# [To do]
The lines to transcribe begin with the one containing "Enumerate this screenshot's" and end with the last line below; reproduce them exactly, without the pictures.

# [Excerpted records]
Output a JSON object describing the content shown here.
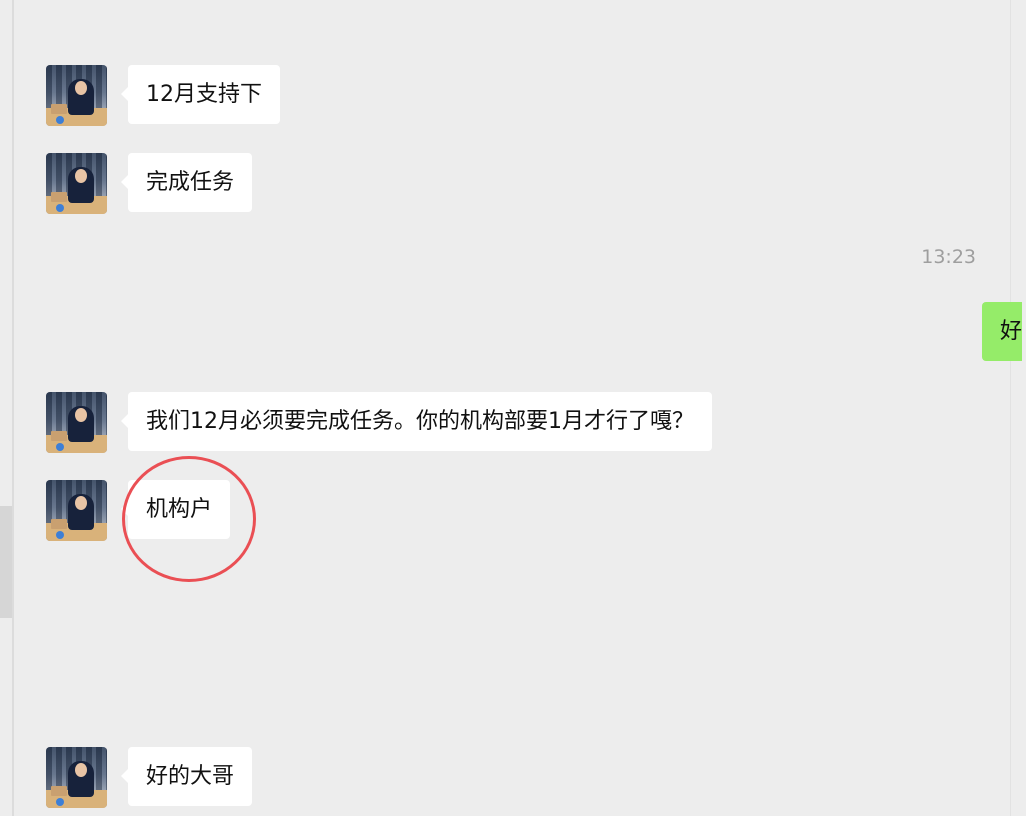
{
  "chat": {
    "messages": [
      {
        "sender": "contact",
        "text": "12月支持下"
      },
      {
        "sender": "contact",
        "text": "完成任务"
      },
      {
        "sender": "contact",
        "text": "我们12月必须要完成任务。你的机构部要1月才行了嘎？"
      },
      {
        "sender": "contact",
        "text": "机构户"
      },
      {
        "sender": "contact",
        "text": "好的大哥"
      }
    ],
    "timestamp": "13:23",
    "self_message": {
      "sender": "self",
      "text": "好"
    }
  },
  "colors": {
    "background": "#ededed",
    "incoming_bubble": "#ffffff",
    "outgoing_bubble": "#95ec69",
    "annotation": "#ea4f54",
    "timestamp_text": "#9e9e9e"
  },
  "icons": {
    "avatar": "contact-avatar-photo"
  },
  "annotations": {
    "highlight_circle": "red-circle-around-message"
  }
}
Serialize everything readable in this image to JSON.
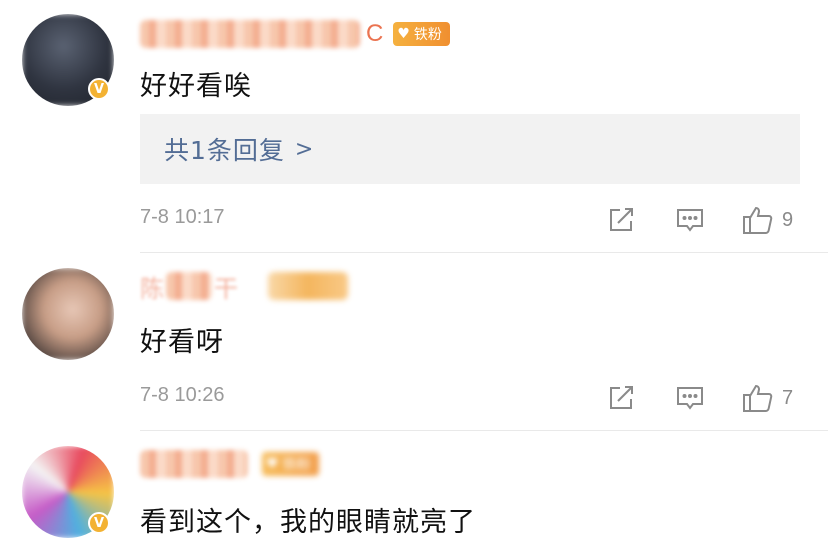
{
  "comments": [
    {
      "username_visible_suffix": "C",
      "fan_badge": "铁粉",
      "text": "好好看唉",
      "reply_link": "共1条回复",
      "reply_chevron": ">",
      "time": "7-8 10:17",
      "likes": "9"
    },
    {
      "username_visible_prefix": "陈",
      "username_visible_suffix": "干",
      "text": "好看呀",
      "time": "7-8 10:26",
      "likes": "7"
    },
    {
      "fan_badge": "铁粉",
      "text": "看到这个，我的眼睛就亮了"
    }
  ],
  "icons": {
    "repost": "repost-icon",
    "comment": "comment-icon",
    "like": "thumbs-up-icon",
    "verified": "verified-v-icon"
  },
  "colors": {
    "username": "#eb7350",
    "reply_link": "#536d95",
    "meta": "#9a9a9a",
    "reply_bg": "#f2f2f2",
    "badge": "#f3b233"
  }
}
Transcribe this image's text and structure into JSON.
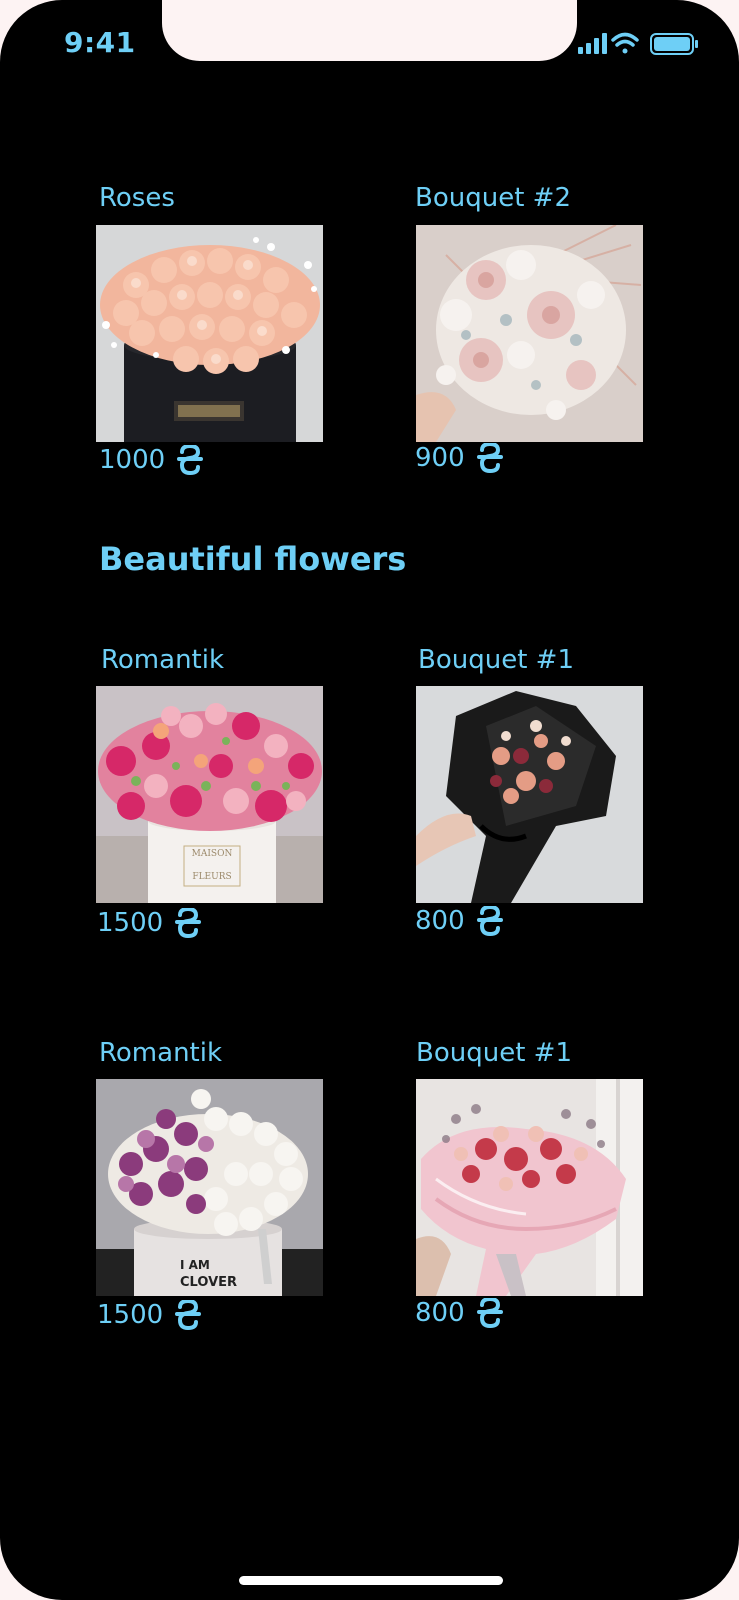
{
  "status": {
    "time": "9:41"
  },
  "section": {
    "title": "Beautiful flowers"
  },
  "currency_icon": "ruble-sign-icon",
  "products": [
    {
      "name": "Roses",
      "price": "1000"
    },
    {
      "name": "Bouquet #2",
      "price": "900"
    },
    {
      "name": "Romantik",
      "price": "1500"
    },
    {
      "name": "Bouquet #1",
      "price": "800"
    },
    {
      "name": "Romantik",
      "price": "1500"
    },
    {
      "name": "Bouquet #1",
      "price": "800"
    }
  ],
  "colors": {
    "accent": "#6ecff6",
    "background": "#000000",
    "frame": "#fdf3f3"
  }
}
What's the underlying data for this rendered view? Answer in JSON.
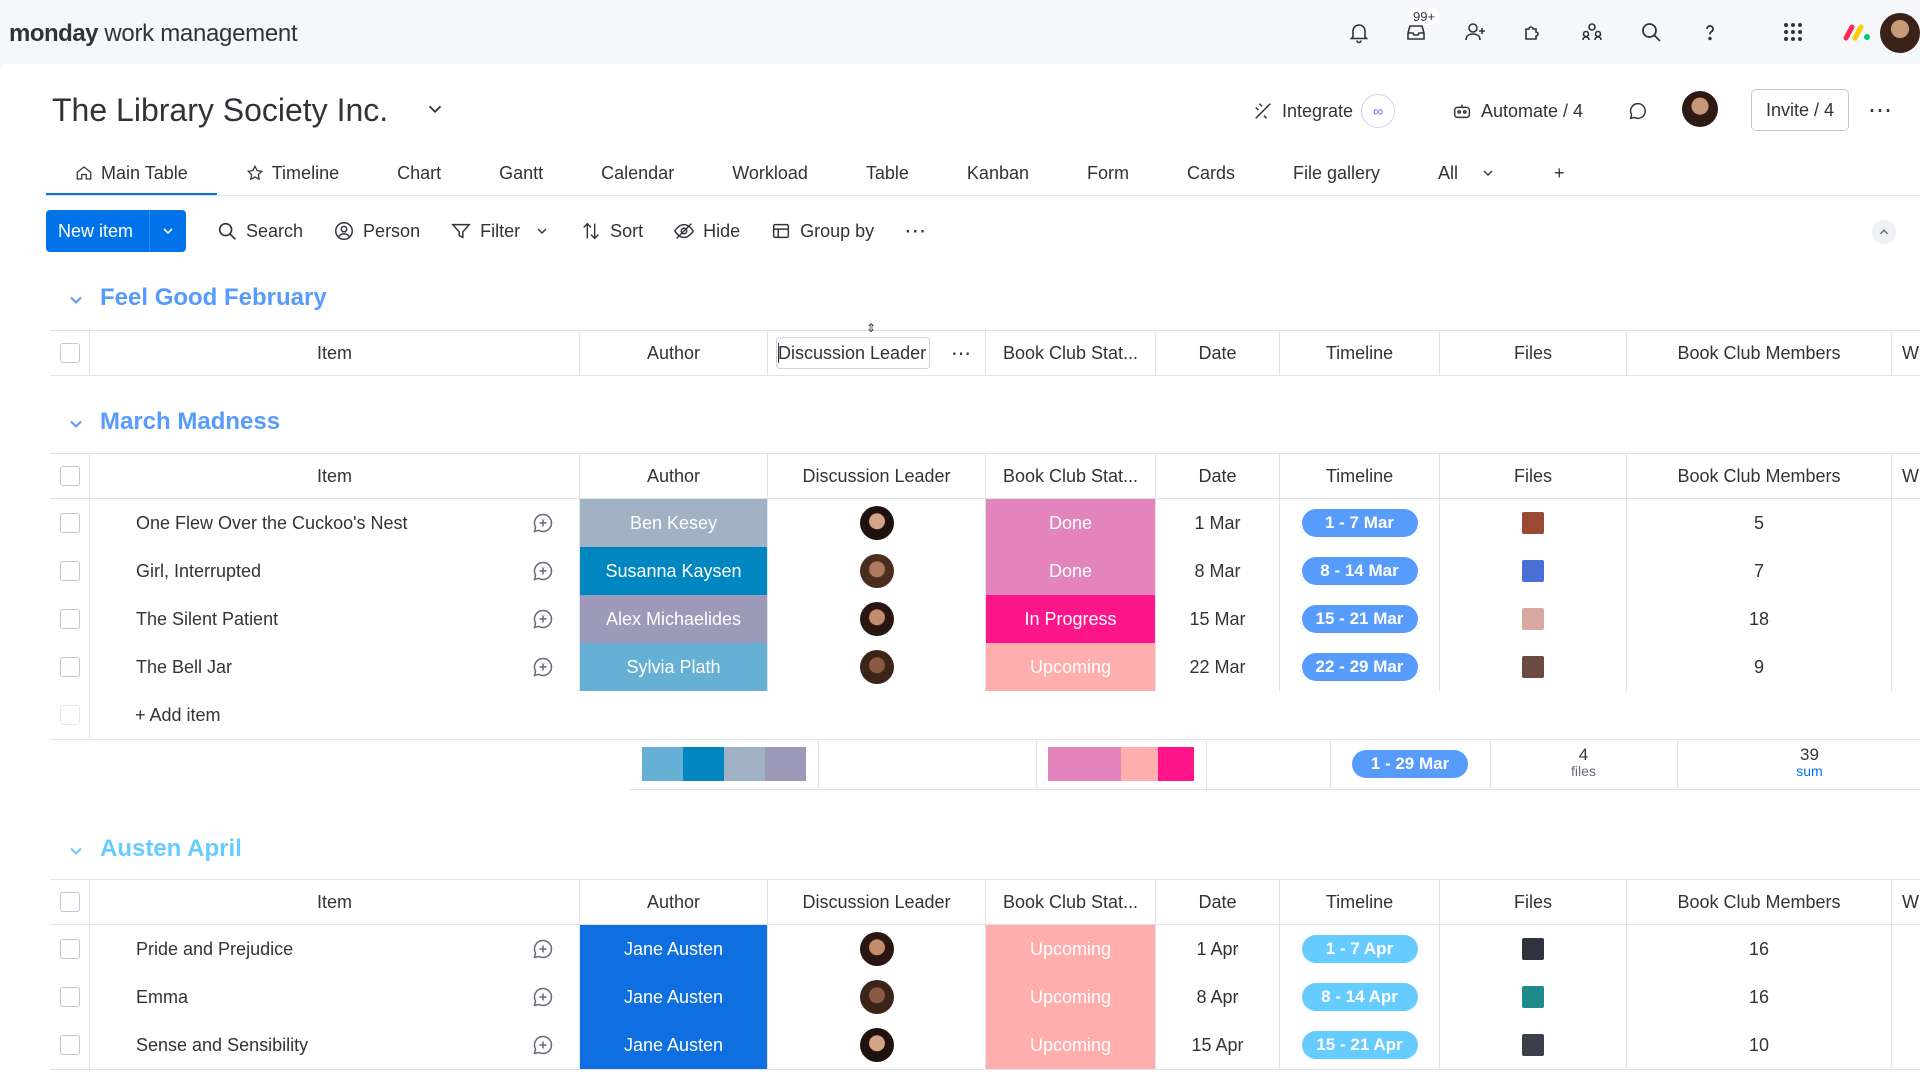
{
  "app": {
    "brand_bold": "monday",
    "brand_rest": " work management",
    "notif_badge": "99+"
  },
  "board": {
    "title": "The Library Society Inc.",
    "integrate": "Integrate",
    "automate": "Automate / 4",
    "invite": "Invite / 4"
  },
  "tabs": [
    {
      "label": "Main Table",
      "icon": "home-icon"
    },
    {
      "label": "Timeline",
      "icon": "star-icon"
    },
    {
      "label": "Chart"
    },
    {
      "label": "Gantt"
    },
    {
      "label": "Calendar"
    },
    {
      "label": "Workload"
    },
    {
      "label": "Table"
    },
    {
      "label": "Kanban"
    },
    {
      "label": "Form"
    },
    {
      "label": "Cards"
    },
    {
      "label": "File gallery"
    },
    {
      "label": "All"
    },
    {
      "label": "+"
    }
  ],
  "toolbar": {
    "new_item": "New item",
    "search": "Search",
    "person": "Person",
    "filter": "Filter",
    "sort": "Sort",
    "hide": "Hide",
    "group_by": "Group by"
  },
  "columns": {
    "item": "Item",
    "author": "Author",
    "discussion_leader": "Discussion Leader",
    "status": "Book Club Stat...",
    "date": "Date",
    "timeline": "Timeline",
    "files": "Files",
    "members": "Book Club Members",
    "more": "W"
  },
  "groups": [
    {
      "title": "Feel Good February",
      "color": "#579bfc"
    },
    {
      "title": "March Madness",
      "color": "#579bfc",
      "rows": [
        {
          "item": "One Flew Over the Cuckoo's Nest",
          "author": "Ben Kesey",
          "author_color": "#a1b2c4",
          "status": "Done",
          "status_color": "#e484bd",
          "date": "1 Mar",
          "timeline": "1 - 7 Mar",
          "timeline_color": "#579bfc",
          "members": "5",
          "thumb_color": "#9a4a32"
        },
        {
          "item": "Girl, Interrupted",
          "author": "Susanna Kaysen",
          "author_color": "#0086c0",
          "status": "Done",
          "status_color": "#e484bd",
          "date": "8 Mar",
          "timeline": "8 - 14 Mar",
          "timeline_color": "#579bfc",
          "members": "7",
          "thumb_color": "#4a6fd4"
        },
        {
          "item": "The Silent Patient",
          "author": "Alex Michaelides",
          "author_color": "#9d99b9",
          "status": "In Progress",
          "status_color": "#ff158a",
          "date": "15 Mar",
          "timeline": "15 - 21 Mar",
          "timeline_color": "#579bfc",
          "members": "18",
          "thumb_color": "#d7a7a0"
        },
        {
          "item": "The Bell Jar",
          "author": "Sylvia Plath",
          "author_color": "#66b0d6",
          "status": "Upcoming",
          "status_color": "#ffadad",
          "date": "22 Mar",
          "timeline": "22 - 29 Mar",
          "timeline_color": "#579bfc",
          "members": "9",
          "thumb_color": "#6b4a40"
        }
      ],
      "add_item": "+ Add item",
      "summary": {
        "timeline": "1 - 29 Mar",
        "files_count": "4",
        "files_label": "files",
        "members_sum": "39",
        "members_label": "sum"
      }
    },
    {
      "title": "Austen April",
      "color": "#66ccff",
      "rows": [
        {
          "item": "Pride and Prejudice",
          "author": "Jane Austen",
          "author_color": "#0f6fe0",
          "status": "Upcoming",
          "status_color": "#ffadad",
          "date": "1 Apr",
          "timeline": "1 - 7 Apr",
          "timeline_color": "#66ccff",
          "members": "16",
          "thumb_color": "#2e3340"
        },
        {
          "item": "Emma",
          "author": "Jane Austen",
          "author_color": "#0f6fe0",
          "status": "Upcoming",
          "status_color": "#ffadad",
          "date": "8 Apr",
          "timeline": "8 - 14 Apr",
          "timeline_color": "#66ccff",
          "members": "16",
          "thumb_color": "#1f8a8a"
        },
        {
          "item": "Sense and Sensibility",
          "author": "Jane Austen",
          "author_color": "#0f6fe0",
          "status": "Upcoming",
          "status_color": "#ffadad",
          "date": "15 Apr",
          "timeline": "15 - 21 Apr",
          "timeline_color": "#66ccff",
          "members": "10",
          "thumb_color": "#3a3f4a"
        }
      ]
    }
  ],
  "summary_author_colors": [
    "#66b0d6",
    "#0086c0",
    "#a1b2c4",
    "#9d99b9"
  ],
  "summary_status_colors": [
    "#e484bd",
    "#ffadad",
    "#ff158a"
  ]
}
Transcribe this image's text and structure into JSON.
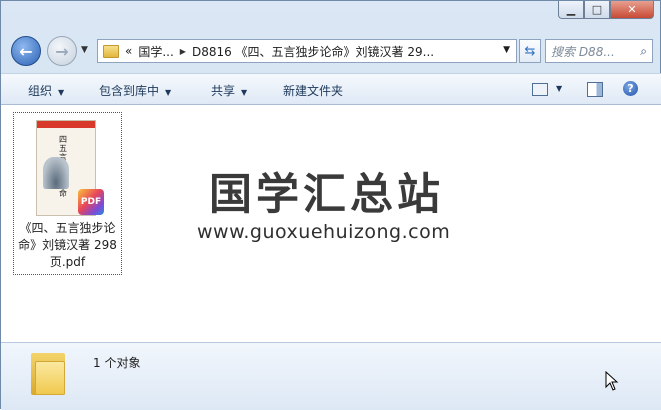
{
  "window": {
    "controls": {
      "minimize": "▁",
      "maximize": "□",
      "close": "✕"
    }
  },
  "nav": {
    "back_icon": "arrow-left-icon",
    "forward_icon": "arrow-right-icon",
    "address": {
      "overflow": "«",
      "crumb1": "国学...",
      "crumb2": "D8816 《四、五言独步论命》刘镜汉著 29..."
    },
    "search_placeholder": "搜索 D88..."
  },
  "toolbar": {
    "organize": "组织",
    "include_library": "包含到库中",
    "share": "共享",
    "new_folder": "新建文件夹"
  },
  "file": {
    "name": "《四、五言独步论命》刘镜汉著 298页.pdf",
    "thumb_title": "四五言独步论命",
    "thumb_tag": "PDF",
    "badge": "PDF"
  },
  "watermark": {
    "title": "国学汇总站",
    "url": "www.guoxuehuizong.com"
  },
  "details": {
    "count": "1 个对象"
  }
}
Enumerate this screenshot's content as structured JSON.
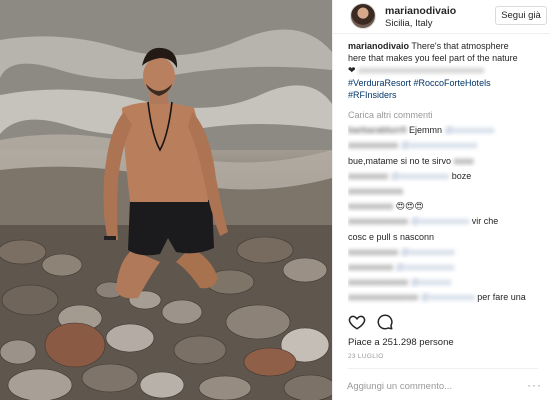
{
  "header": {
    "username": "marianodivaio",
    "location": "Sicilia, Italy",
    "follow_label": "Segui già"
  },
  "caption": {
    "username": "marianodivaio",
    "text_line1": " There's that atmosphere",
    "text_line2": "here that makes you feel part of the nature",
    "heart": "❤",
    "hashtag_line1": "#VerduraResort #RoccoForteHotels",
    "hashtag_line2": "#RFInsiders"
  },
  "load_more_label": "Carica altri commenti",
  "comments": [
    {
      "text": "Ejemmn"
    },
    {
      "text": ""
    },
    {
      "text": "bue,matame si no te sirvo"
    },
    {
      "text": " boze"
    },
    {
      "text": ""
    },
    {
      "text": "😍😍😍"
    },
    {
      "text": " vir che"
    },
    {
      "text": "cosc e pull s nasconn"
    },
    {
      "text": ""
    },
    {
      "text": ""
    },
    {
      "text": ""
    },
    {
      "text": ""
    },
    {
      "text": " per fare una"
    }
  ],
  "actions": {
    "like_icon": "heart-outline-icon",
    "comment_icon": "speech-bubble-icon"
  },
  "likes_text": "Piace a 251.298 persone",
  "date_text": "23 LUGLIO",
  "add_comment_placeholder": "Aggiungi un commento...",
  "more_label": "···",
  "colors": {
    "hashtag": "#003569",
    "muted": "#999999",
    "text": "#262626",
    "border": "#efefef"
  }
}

# [Exercise response]
Enumerate this screenshot's content as structured JSON.
{
  "header": {
    "username": "marianodivaio",
    "location": "Sicilia, Italy",
    "follow_label": "Segui già"
  },
  "caption": {
    "username": "marianodivaio",
    "text_line1": " There's that atmosphere",
    "text_line2": "here that makes you feel part of the nature",
    "heart": "❤",
    "hashtag_line1": "#VerduraResort #RoccoForteHotels",
    "hashtag_line2": "#RFInsiders"
  },
  "load_more_label": "Carica altri commenti",
  "comments": [
    {
      "text": "Ejemmn"
    },
    {
      "text": ""
    },
    {
      "text": "bue,matame si no te sirvo"
    },
    {
      "text": " boze"
    },
    {
      "text": ""
    },
    {
      "text": "😍😍😍"
    },
    {
      "text": " vir che"
    },
    {
      "text": "cosc e pull s nasconn"
    },
    {
      "text": ""
    },
    {
      "text": ""
    },
    {
      "text": ""
    },
    {
      "text": ""
    },
    {
      "text": " per fare una"
    }
  ],
  "actions": {
    "like_icon": "heart-outline-icon",
    "comment_icon": "speech-bubble-icon"
  },
  "likes_text": "Piace a 251.298 persone",
  "date_text": "23 LUGLIO",
  "add_comment_placeholder": "Aggiungi un commento...",
  "more_label": "···",
  "colors": {
    "hashtag": "#003569",
    "muted": "#999999",
    "text": "#262626",
    "border": "#efefef"
  }
}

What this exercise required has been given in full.